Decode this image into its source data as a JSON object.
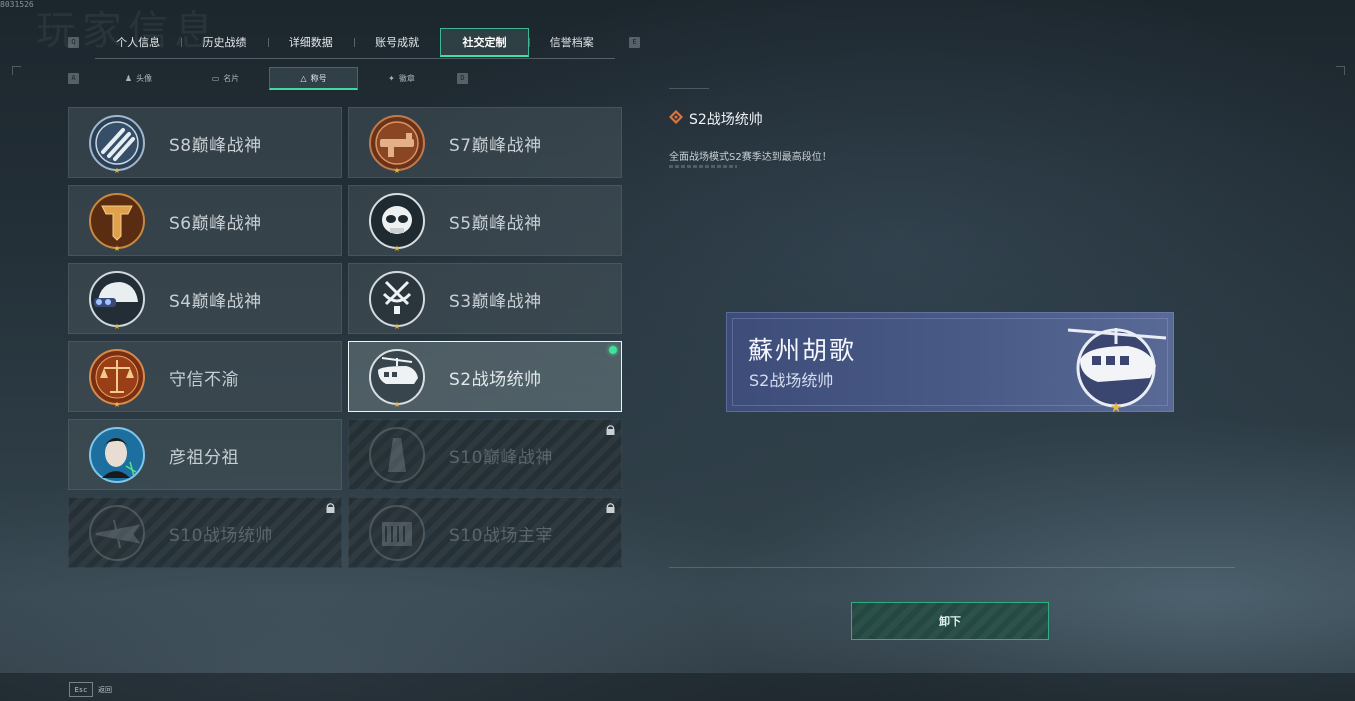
{
  "corner_id": "8031526",
  "bg_title": "玩家信息",
  "tab_key_left": "Q",
  "tab_key_right": "E",
  "main_tabs": [
    "个人信息",
    "历史战绩",
    "详细数据",
    "账号成就",
    "社交定制",
    "信誉档案"
  ],
  "main_tab_active": 4,
  "sub_key_left": "A",
  "sub_key_right": "D",
  "sub_tabs": [
    {
      "icon": "person-icon",
      "glyph": "♟",
      "label": "头像"
    },
    {
      "icon": "nameplate-icon",
      "glyph": "▭",
      "label": "名片"
    },
    {
      "icon": "title-triangle-icon",
      "glyph": "△",
      "label": "称号"
    },
    {
      "icon": "badge-icon",
      "glyph": "✦",
      "label": "徽章"
    }
  ],
  "sub_tab_active": 2,
  "titles": [
    {
      "name": "S8巅峰战神",
      "emblem": "slash-badge-icon",
      "locked": false,
      "selected": false
    },
    {
      "name": "S7巅峰战神",
      "emblem": "bronze-gun-badge-icon",
      "locked": false,
      "selected": false
    },
    {
      "name": "S6巅峰战神",
      "emblem": "gold-t-badge-icon",
      "locked": false,
      "selected": false
    },
    {
      "name": "S5巅峰战神",
      "emblem": "skull-badge-icon",
      "locked": false,
      "selected": false
    },
    {
      "name": "S4巅峰战神",
      "emblem": "helmet-badge-icon",
      "locked": false,
      "selected": false
    },
    {
      "name": "S3巅峰战神",
      "emblem": "satellite-badge-icon",
      "locked": false,
      "selected": false
    },
    {
      "name": "守信不渝",
      "emblem": "scales-badge-icon",
      "locked": false,
      "selected": false
    },
    {
      "name": "S2战场统帅",
      "emblem": "helicopter-badge-icon",
      "locked": false,
      "selected": true
    },
    {
      "name": "彦祖分祖",
      "emblem": "portrait-badge-icon",
      "locked": false,
      "selected": false
    },
    {
      "name": "S10巅峰战神",
      "emblem": "tower-badge-icon",
      "locked": true,
      "selected": false
    },
    {
      "name": "S10战场统帅",
      "emblem": "plane-badge-icon",
      "locked": true,
      "selected": false
    },
    {
      "name": "S10战场主宰",
      "emblem": "colosseum-badge-icon",
      "locked": true,
      "selected": false
    }
  ],
  "detail": {
    "title": "S2战场统帅",
    "description": "全面战场模式S2赛季达到最高段位！"
  },
  "nameplate": {
    "player_name": "蘇州胡歌",
    "title": "S2战场统帅"
  },
  "unequip_label": "卸下",
  "esc": {
    "key": "Esc",
    "label": "返回"
  },
  "colors": {
    "accent_green": "#3fe29a",
    "nameplate_blue": "#4a5a87",
    "bronze": "#a0552a",
    "gold": "#c89b45"
  }
}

━━━━━━━━

**The request**
All of the entries above should be copied exactly, except for the pictures.

**Answer**
Decode this image into its source data as a JSON object.
{
  "corner_id": "8031526",
  "bg_title": "玩家信息",
  "tab_key_left": "Q",
  "tab_key_right": "E",
  "main_tabs": [
    "个人信息",
    "历史战绩",
    "详细数据",
    "账号成就",
    "社交定制",
    "信誉档案"
  ],
  "main_tab_active": 4,
  "sub_key_left": "A",
  "sub_key_right": "D",
  "sub_tabs": [
    {
      "icon": "person-icon",
      "glyph": "♟",
      "label": "头像"
    },
    {
      "icon": "nameplate-icon",
      "glyph": "▭",
      "label": "名片"
    },
    {
      "icon": "title-triangle-icon",
      "glyph": "△",
      "label": "称号"
    },
    {
      "icon": "badge-icon",
      "glyph": "✦",
      "label": "徽章"
    }
  ],
  "sub_tab_active": 2,
  "titles": [
    {
      "name": "S8巅峰战神",
      "emblem": "slash-badge-icon",
      "locked": false,
      "selected": false
    },
    {
      "name": "S7巅峰战神",
      "emblem": "bronze-gun-badge-icon",
      "locked": false,
      "selected": false
    },
    {
      "name": "S6巅峰战神",
      "emblem": "gold-t-badge-icon",
      "locked": false,
      "selected": false
    },
    {
      "name": "S5巅峰战神",
      "emblem": "skull-badge-icon",
      "locked": false,
      "selected": false
    },
    {
      "name": "S4巅峰战神",
      "emblem": "helmet-badge-icon",
      "locked": false,
      "selected": false
    },
    {
      "name": "S3巅峰战神",
      "emblem": "satellite-badge-icon",
      "locked": false,
      "selected": false
    },
    {
      "name": "守信不渝",
      "emblem": "scales-badge-icon",
      "locked": false,
      "selected": false
    },
    {
      "name": "S2战场统帅",
      "emblem": "helicopter-badge-icon",
      "locked": false,
      "selected": true
    },
    {
      "name": "彦祖分祖",
      "emblem": "portrait-badge-icon",
      "locked": false,
      "selected": false
    },
    {
      "name": "S10巅峰战神",
      "emblem": "tower-badge-icon",
      "locked": true,
      "selected": false
    },
    {
      "name": "S10战场统帅",
      "emblem": "plane-badge-icon",
      "locked": true,
      "selected": false
    },
    {
      "name": "S10战场主宰",
      "emblem": "colosseum-badge-icon",
      "locked": true,
      "selected": false
    }
  ],
  "detail": {
    "title": "S2战场统帅",
    "description": "全面战场模式S2赛季达到最高段位！"
  },
  "nameplate": {
    "player_name": "蘇州胡歌",
    "title": "S2战场统帅"
  },
  "unequip_label": "卸下",
  "esc": {
    "key": "Esc",
    "label": "返回"
  },
  "colors": {
    "accent_green": "#3fe29a",
    "nameplate_blue": "#4a5a87",
    "bronze": "#a0552a",
    "gold": "#c89b45"
  }
}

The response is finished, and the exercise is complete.